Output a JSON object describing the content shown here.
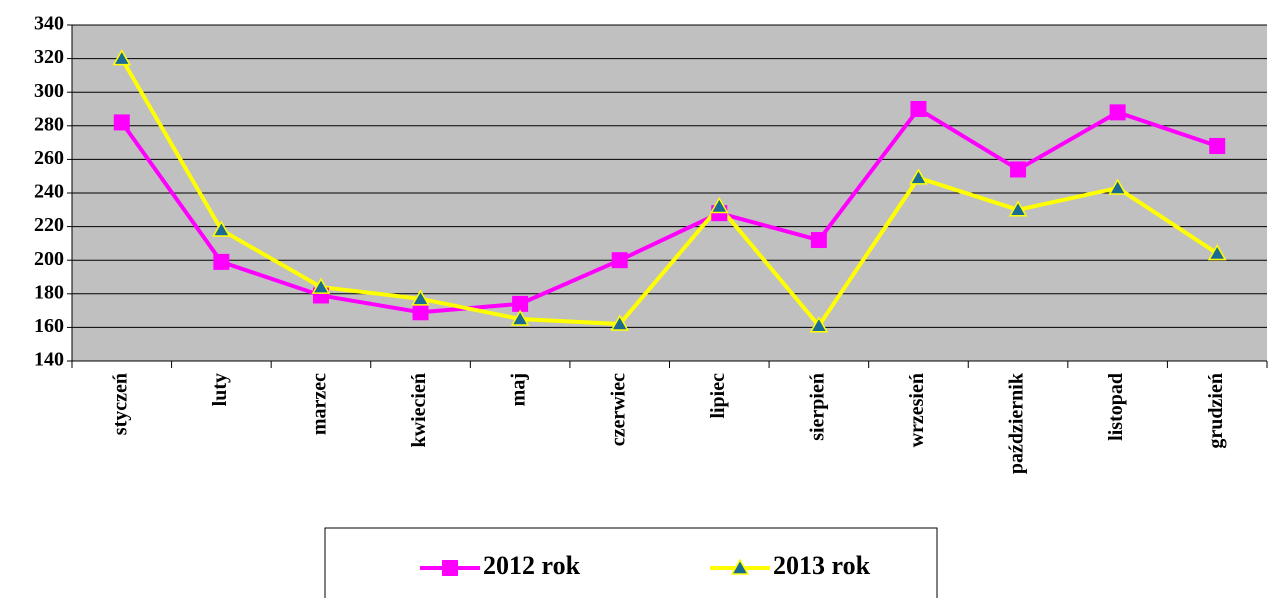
{
  "chart_data": {
    "type": "line",
    "categories": [
      "styczeń",
      "luty",
      "marzec",
      "kwiecień",
      "maj",
      "czerwiec",
      "lipiec",
      "sierpień",
      "wrzesień",
      "październik",
      "listopad",
      "grudzień"
    ],
    "series": [
      {
        "name": "2012 rok",
        "color": "#ff00ff",
        "marker": "square",
        "marker_color": "#ff00ff",
        "values": [
          282,
          199,
          179,
          169,
          174,
          200,
          228,
          212,
          290,
          254,
          288,
          268
        ]
      },
      {
        "name": "2013 rok",
        "color": "#ffff00",
        "marker": "triangle",
        "marker_color": "#1b6c94",
        "values": [
          320,
          218,
          184,
          177,
          165,
          162,
          232,
          161,
          249,
          230,
          243,
          204
        ]
      }
    ],
    "ylim": [
      140,
      340
    ],
    "yticks": [
      140,
      160,
      180,
      200,
      220,
      240,
      260,
      280,
      300,
      320,
      340
    ],
    "grid": true,
    "legend": "bottom"
  }
}
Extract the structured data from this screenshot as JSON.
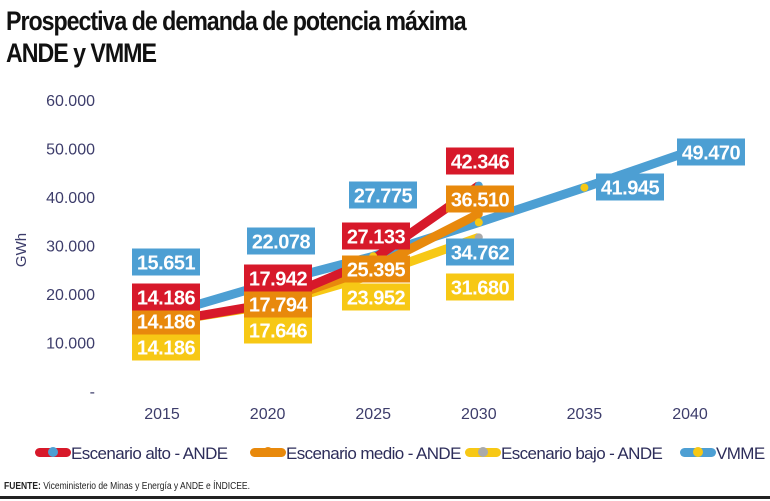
{
  "title_line1": "Prospectiva de demanda de potencia máxima",
  "title_line2": "ANDE y VMME",
  "source_label": "FUENTE:",
  "source_text": "Viceministerio de Minas y Energía y ANDE e ÍNDICEE.",
  "chart_data": {
    "type": "line",
    "ylabel": "GWh",
    "ylim": [
      0,
      60000
    ],
    "yticks": [
      0,
      10000,
      20000,
      30000,
      40000,
      50000,
      60000
    ],
    "ytick_labels": [
      "-",
      "10.000",
      "20.000",
      "30.000",
      "40.000",
      "50.000",
      "60.000"
    ],
    "x": [
      2015,
      2020,
      2025,
      2030,
      2035,
      2040
    ],
    "grid": false,
    "legend_position": "bottom",
    "data_labels": true,
    "series": [
      {
        "name": "Escenario alto - ANDE",
        "color": "#d7192a",
        "marker_color": "#4d9fd3",
        "x": [
          2015,
          2020,
          2025,
          2030
        ],
        "values": [
          14186,
          17942,
          27133,
          42346
        ],
        "labels": [
          "14.186",
          "17.942",
          "27.133",
          "42.346"
        ]
      },
      {
        "name": "Escenario medio - ANDE",
        "color": "#e8890c",
        "marker_color": "#e8890c",
        "x": [
          2015,
          2020,
          2025,
          2030
        ],
        "values": [
          14186,
          17794,
          25395,
          36510
        ],
        "labels": [
          "14.186",
          "17.794",
          "25.395",
          "36.510"
        ]
      },
      {
        "name": "Escenario bajo - ANDE",
        "color": "#f7c815",
        "marker_color": "#aaaaaa",
        "x": [
          2015,
          2020,
          2025,
          2030
        ],
        "values": [
          14186,
          17646,
          23952,
          31680
        ],
        "labels": [
          "14.186",
          "17.646",
          "23.952",
          "31.680"
        ]
      },
      {
        "name": "VMME",
        "color": "#4d9fd3",
        "marker_color": "#f7c815",
        "x": [
          2015,
          2020,
          2025,
          2030,
          2035,
          2040
        ],
        "values": [
          15651,
          22078,
          27775,
          34762,
          41945,
          49470
        ],
        "labels": [
          "15.651",
          "22.078",
          "27.775",
          "34.762",
          "41.945",
          "49.470"
        ]
      }
    ]
  }
}
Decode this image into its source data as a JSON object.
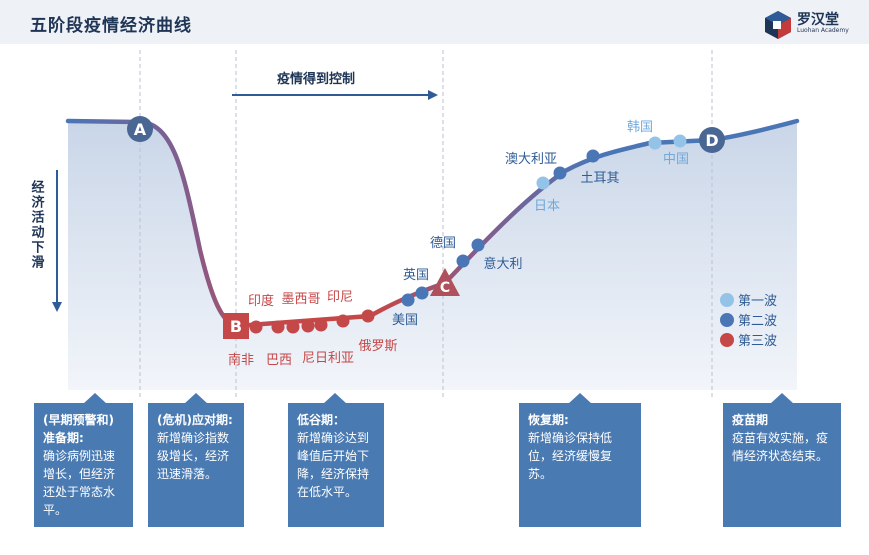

Task objective:
Restate the listing above word for word, and skip the pictures.

Result below:
Output a JSON object describing the content shown here.
{
  "chart_data": {
    "type": "line",
    "categories": [
      "styczeń",
      "luty",
      "marzec",
      "kwiecień",
      "maj",
      "czerwiec",
      "lipiec",
      "sierpień",
      "wrzesień",
      "październik",
      "listopad",
      "grudzień"
    ],
    "series": [
      {
        "name": "2012 rok",
        "color": "#ff00ff",
        "marker": "square",
        "marker_color": "#ff00ff",
        "values": [
          282,
          199,
          179,
          169,
          174,
          200,
          228,
          212,
          290,
          254,
          288,
          268
        ]
      },
      {
        "name": "2013 rok",
        "color": "#ffff00",
        "marker": "triangle",
        "marker_color": "#1b6c94",
        "values": [
          320,
          218,
          184,
          177,
          165,
          162,
          232,
          161,
          249,
          230,
          243,
          204
        ]
      }
    ],
    "ylim": [
      140,
      340
    ],
    "yticks": [
      140,
      160,
      180,
      200,
      220,
      240,
      260,
      280,
      300,
      320,
      340
    ],
    "grid": true,
    "legend": "bottom"
  }
}
Extract the structured data from this screenshot as JSON.
{
  "title_line1": "Prospectiva de demanda de potencia máxima",
  "title_line2": "ANDE y VMME",
  "source_label": "FUENTE:",
  "source_text": "Viceministerio de Minas y Energía y ANDE e ÍNDICEE.",
  "chart_data": {
    "type": "line",
    "ylabel": "GWh",
    "ylim": [
      0,
      60000
    ],
    "yticks": [
      0,
      10000,
      20000,
      30000,
      40000,
      50000,
      60000
    ],
    "ytick_labels": [
      "-",
      "10.000",
      "20.000",
      "30.000",
      "40.000",
      "50.000",
      "60.000"
    ],
    "x": [
      2015,
      2020,
      2025,
      2030,
      2035,
      2040
    ],
    "grid": false,
    "legend_position": "bottom",
    "data_labels": true,
    "series": [
      {
        "name": "Escenario alto - ANDE",
        "color": "#d7192a",
        "marker_color": "#4d9fd3",
        "x": [
          2015,
          2020,
          2025,
          2030
        ],
        "values": [
          14186,
          17942,
          27133,
          42346
        ],
        "labels": [
          "14.186",
          "17.942",
          "27.133",
          "42.346"
        ]
      },
      {
        "name": "Escenario medio - ANDE",
        "color": "#e8890c",
        "marker_color": "#e8890c",
        "x": [
          2015,
          2020,
          2025,
          2030
        ],
        "values": [
          14186,
          17794,
          25395,
          36510
        ],
        "labels": [
          "14.186",
          "17.794",
          "25.395",
          "36.510"
        ]
      },
      {
        "name": "Escenario bajo - ANDE",
        "color": "#f7c815",
        "marker_color": "#aaaaaa",
        "x": [
          2015,
          2020,
          2025,
          2030
        ],
        "values": [
          14186,
          17646,
          23952,
          31680
        ],
        "labels": [
          "14.186",
          "17.646",
          "23.952",
          "31.680"
        ]
      },
      {
        "name": "VMME",
        "color": "#4d9fd3",
        "marker_color": "#f7c815",
        "x": [
          2015,
          2020,
          2025,
          2030,
          2035,
          2040
        ],
        "values": [
          15651,
          22078,
          27775,
          34762,
          41945,
          49470
        ],
        "labels": [
          "15.651",
          "22.078",
          "27.775",
          "34.762",
          "41.945",
          "49.470"
        ]
      }
    ]
  }
}
Decode this image into its source data as a JSON object.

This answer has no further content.